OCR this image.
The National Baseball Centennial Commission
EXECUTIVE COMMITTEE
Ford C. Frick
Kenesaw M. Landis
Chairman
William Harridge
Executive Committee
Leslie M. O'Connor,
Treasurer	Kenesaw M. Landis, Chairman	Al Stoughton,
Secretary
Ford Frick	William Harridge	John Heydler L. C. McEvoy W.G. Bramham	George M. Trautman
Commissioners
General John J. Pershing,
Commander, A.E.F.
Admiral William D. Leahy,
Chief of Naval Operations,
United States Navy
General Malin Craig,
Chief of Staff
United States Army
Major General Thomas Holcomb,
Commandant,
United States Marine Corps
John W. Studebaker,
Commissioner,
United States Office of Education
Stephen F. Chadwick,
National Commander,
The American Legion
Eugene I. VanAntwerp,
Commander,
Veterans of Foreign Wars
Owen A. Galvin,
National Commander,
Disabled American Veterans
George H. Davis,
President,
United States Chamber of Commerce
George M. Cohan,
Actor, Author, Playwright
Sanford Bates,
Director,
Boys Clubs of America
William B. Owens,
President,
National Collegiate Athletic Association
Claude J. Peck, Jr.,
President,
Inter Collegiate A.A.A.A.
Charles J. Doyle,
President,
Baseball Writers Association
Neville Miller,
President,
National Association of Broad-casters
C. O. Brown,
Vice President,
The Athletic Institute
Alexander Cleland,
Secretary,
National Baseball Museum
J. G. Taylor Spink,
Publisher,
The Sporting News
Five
###
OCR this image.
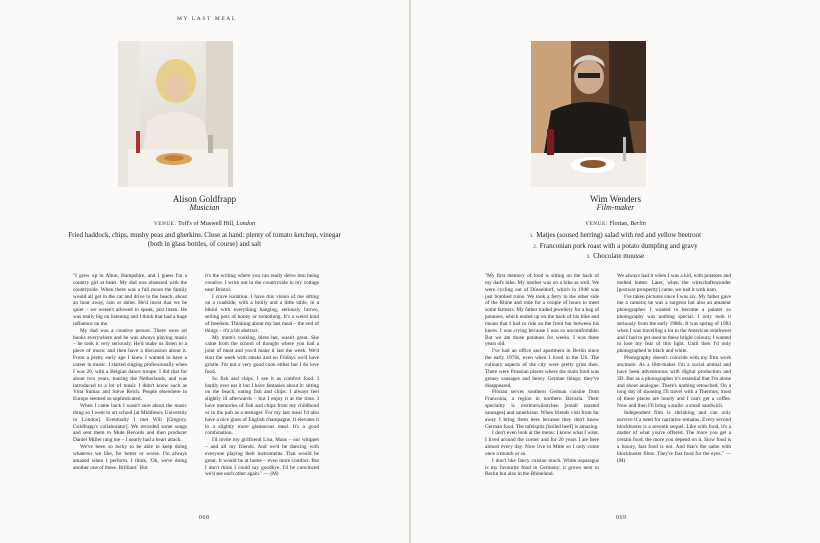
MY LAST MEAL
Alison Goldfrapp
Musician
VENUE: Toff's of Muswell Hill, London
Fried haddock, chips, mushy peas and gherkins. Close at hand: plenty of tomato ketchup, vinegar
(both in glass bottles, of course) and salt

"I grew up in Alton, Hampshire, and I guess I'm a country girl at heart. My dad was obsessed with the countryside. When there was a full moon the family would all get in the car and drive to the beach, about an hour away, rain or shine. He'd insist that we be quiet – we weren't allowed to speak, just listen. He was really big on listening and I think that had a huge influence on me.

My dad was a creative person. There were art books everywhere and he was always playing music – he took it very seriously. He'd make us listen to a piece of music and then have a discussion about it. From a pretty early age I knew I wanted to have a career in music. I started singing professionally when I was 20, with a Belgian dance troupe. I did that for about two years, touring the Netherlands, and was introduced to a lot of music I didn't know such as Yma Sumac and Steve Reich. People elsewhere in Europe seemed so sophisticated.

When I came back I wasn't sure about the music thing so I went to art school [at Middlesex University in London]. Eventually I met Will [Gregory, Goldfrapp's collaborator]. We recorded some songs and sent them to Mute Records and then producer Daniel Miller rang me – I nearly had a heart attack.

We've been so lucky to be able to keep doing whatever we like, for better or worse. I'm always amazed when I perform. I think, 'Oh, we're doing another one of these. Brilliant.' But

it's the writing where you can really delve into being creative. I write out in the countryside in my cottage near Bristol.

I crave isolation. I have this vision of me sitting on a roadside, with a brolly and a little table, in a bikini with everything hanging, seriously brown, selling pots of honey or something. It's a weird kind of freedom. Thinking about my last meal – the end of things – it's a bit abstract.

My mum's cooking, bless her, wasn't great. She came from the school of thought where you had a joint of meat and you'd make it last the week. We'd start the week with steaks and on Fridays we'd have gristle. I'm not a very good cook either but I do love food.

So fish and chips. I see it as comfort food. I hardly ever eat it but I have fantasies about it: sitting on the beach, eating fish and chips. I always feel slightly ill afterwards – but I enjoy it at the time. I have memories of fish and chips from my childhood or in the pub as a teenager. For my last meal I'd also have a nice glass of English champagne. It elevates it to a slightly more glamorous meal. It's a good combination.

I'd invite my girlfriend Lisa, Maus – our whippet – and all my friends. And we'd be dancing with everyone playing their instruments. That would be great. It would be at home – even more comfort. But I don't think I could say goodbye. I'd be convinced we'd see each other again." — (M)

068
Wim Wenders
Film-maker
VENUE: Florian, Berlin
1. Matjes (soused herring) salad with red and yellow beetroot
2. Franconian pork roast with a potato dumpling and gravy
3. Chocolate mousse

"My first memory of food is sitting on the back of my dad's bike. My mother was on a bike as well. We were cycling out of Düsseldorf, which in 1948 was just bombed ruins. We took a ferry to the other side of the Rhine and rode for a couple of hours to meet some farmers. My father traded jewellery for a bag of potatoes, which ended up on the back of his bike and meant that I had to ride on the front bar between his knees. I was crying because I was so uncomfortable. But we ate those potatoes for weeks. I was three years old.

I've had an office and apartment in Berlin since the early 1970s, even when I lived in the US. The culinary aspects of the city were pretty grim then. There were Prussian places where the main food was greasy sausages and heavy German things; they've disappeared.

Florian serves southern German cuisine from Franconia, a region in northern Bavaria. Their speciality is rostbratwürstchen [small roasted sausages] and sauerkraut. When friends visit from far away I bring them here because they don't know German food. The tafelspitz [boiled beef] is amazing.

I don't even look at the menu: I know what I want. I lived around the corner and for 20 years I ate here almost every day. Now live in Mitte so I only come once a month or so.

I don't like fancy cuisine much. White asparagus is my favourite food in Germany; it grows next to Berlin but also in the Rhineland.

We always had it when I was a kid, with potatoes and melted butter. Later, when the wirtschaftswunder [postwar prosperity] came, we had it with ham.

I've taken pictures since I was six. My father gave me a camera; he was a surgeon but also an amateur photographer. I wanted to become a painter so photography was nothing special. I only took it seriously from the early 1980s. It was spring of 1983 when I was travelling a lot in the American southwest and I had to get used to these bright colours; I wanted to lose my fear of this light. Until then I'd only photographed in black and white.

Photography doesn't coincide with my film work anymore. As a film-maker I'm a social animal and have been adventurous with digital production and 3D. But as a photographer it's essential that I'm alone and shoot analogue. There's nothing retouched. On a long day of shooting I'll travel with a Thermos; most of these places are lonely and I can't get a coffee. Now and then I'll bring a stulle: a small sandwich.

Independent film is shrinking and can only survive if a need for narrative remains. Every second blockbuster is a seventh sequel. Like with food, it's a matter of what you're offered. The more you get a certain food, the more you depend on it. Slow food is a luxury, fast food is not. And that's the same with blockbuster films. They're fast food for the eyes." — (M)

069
###
Task to carry out —
Copy out all lines where the word "Miller" appears.

Written response —
Neville Miller,
When I came back I wasn't sure about the music thing so I went to art school [at Middlesex University in London]. Eventually I met Will [Gregory, Goldfrapp's collaborator]. We recorded some songs and sent them to Mute Records and then producer Daniel Miller rang me – I nearly had a heart attack.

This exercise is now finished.